▶ **SUPPLIED RECORDS**:

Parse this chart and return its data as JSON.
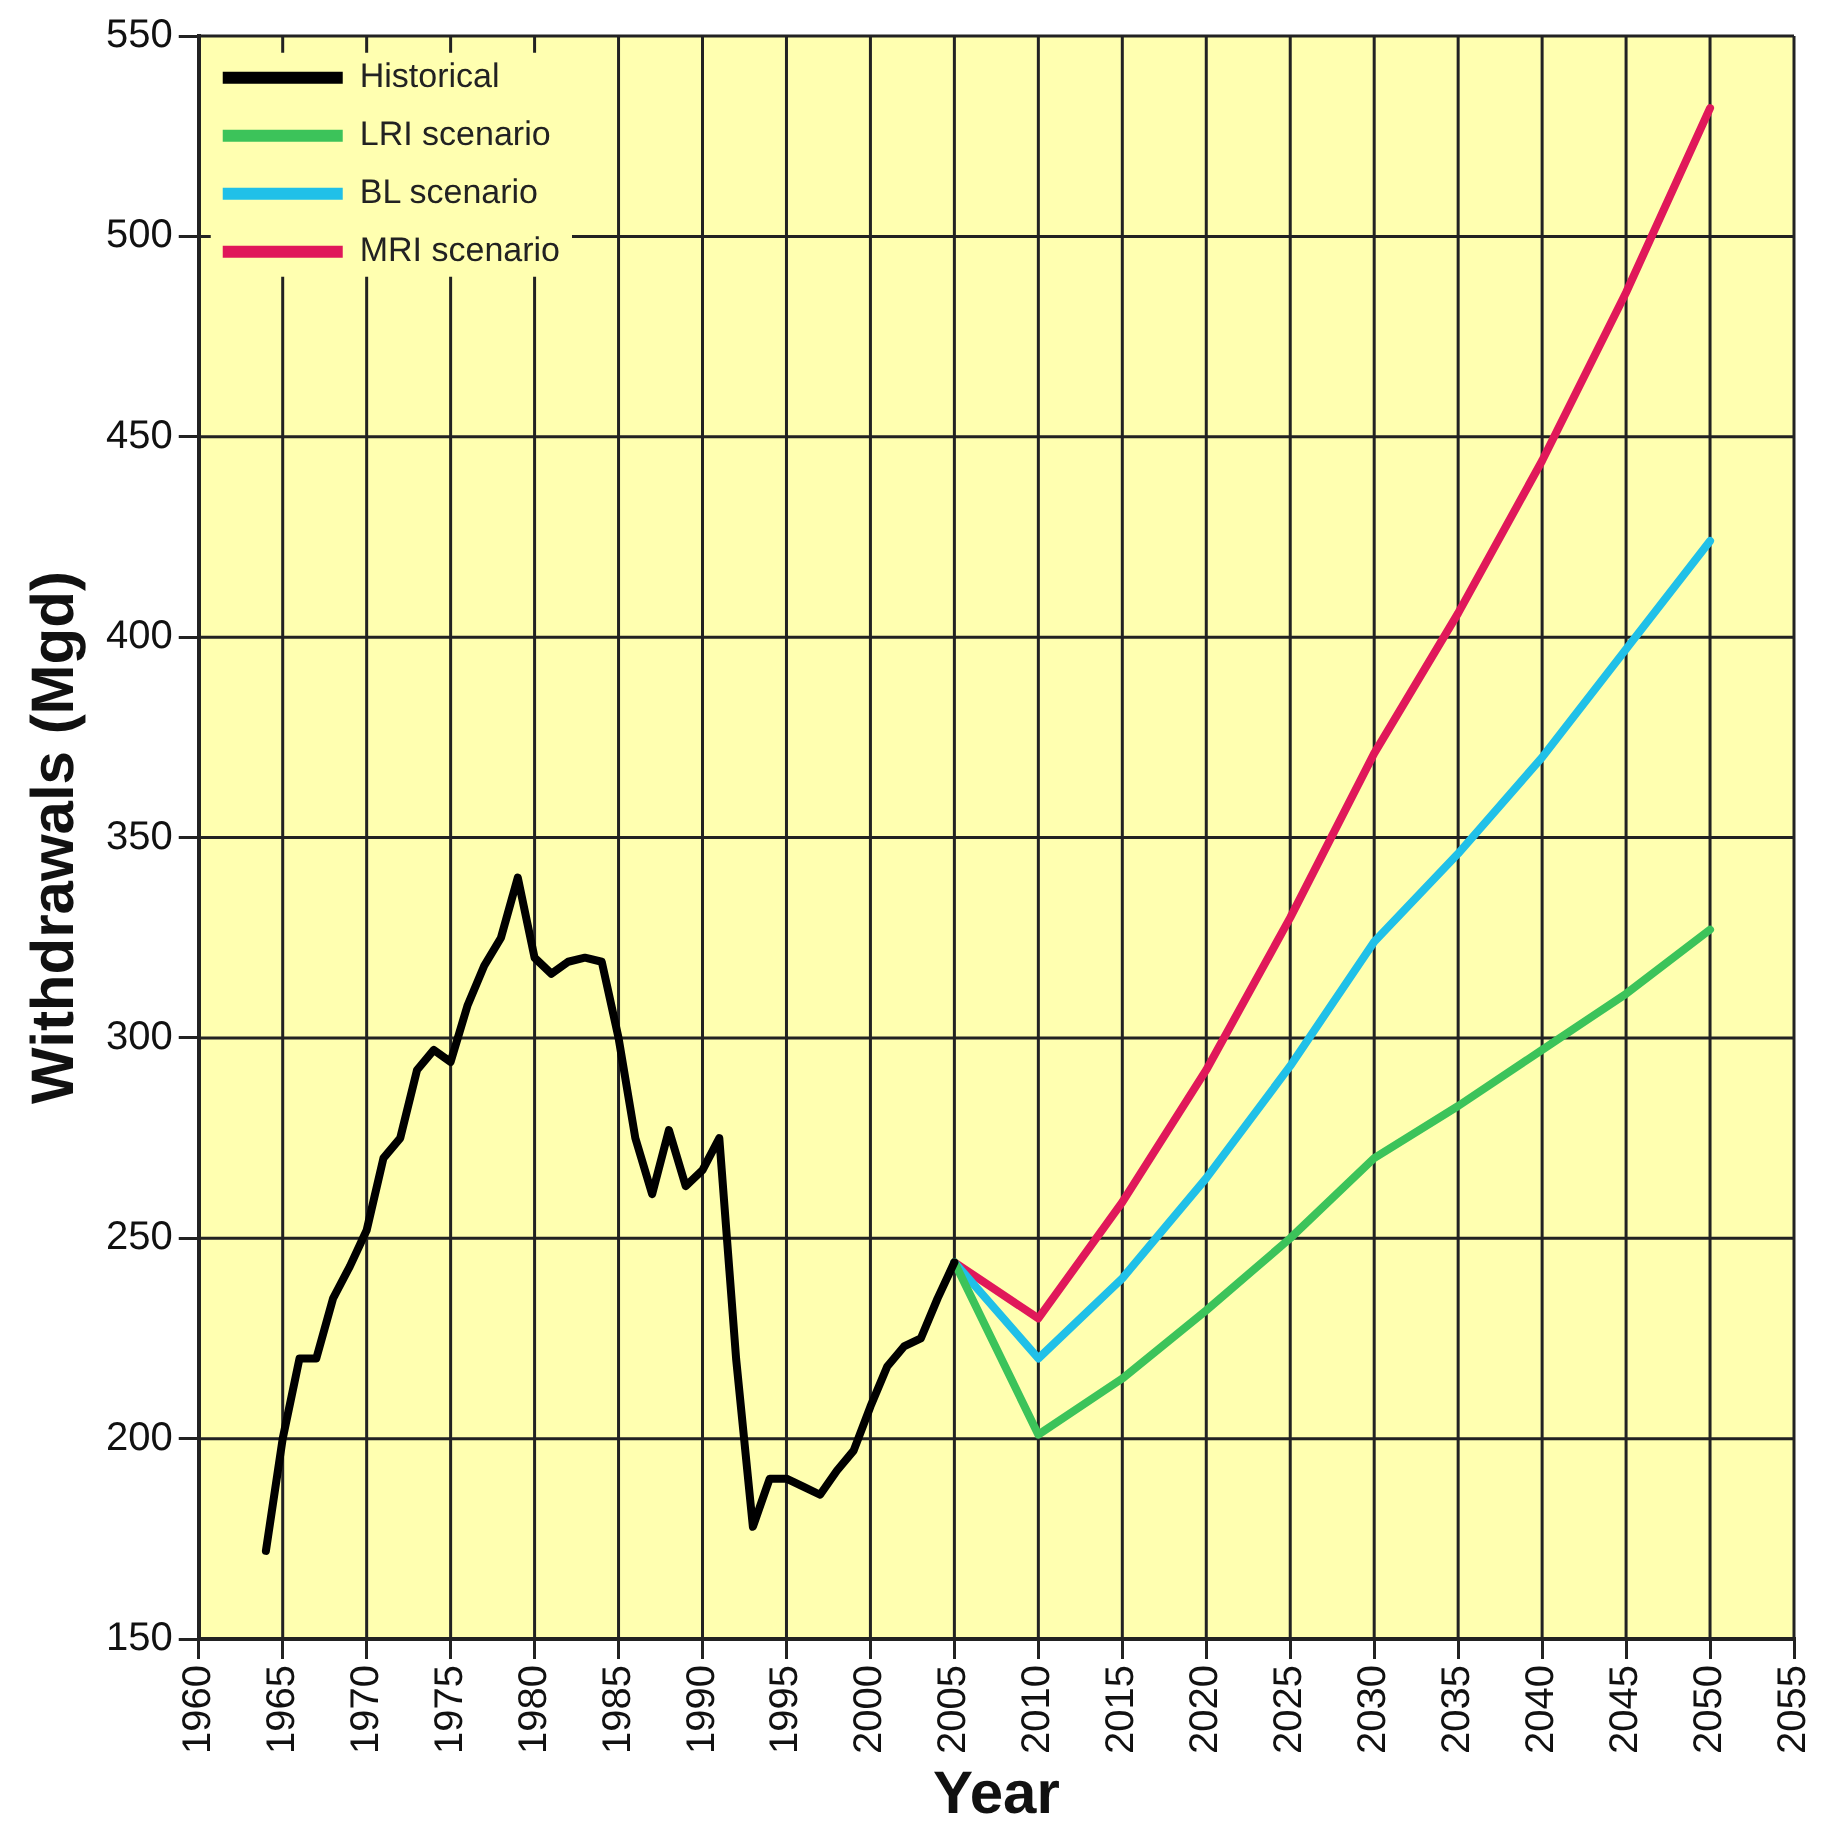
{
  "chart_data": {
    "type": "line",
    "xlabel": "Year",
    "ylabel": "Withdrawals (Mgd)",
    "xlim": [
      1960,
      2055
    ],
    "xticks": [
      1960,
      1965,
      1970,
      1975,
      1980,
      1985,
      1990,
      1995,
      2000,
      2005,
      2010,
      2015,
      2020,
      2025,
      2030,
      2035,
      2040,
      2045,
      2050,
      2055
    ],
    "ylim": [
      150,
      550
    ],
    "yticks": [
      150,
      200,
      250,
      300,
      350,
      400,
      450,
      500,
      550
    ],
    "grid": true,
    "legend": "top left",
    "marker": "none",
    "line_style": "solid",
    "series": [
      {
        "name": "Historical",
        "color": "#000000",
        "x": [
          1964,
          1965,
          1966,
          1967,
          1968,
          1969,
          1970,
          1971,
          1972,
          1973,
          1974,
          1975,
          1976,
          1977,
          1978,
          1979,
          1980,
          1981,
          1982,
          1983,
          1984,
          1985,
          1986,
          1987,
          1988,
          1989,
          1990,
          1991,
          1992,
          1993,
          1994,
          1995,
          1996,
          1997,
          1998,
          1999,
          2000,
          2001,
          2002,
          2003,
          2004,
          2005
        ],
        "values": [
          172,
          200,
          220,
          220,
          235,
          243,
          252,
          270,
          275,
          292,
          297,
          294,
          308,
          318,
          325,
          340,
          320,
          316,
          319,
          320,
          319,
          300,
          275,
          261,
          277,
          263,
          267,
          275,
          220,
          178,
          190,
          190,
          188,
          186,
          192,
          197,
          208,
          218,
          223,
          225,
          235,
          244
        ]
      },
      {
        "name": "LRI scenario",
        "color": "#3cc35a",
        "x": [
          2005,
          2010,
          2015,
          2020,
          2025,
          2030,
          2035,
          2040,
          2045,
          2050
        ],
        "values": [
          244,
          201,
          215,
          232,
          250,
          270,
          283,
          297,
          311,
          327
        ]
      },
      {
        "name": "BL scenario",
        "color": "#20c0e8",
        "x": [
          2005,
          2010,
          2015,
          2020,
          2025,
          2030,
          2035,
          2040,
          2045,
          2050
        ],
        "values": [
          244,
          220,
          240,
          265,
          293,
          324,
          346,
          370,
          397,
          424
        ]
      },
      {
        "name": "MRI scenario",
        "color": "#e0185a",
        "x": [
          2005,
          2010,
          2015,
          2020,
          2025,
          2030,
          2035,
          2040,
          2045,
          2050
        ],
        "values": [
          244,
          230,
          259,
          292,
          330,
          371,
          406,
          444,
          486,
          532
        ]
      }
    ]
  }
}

▶ **EXERCISE**: Leave the images out, please, and restate each line word for word.

▶ **RESULT OF THE TASK**:
Parse this chart and return its data as JSON.
{
  "chart_data": {
    "type": "line",
    "xlabel": "Year",
    "ylabel": "Withdrawals (Mgd)",
    "xlim": [
      1960,
      2055
    ],
    "xticks": [
      1960,
      1965,
      1970,
      1975,
      1980,
      1985,
      1990,
      1995,
      2000,
      2005,
      2010,
      2015,
      2020,
      2025,
      2030,
      2035,
      2040,
      2045,
      2050,
      2055
    ],
    "ylim": [
      150,
      550
    ],
    "yticks": [
      150,
      200,
      250,
      300,
      350,
      400,
      450,
      500,
      550
    ],
    "grid": true,
    "legend": "top left",
    "marker": "none",
    "line_style": "solid",
    "series": [
      {
        "name": "Historical",
        "color": "#000000",
        "x": [
          1964,
          1965,
          1966,
          1967,
          1968,
          1969,
          1970,
          1971,
          1972,
          1973,
          1974,
          1975,
          1976,
          1977,
          1978,
          1979,
          1980,
          1981,
          1982,
          1983,
          1984,
          1985,
          1986,
          1987,
          1988,
          1989,
          1990,
          1991,
          1992,
          1993,
          1994,
          1995,
          1996,
          1997,
          1998,
          1999,
          2000,
          2001,
          2002,
          2003,
          2004,
          2005
        ],
        "values": [
          172,
          200,
          220,
          220,
          235,
          243,
          252,
          270,
          275,
          292,
          297,
          294,
          308,
          318,
          325,
          340,
          320,
          316,
          319,
          320,
          319,
          300,
          275,
          261,
          277,
          263,
          267,
          275,
          220,
          178,
          190,
          190,
          188,
          186,
          192,
          197,
          208,
          218,
          223,
          225,
          235,
          244
        ]
      },
      {
        "name": "LRI scenario",
        "color": "#3cc35a",
        "x": [
          2005,
          2010,
          2015,
          2020,
          2025,
          2030,
          2035,
          2040,
          2045,
          2050
        ],
        "values": [
          244,
          201,
          215,
          232,
          250,
          270,
          283,
          297,
          311,
          327
        ]
      },
      {
        "name": "BL scenario",
        "color": "#20c0e8",
        "x": [
          2005,
          2010,
          2015,
          2020,
          2025,
          2030,
          2035,
          2040,
          2045,
          2050
        ],
        "values": [
          244,
          220,
          240,
          265,
          293,
          324,
          346,
          370,
          397,
          424
        ]
      },
      {
        "name": "MRI scenario",
        "color": "#e0185a",
        "x": [
          2005,
          2010,
          2015,
          2020,
          2025,
          2030,
          2035,
          2040,
          2045,
          2050
        ],
        "values": [
          244,
          230,
          259,
          292,
          330,
          371,
          406,
          444,
          486,
          532
        ]
      }
    ]
  }
}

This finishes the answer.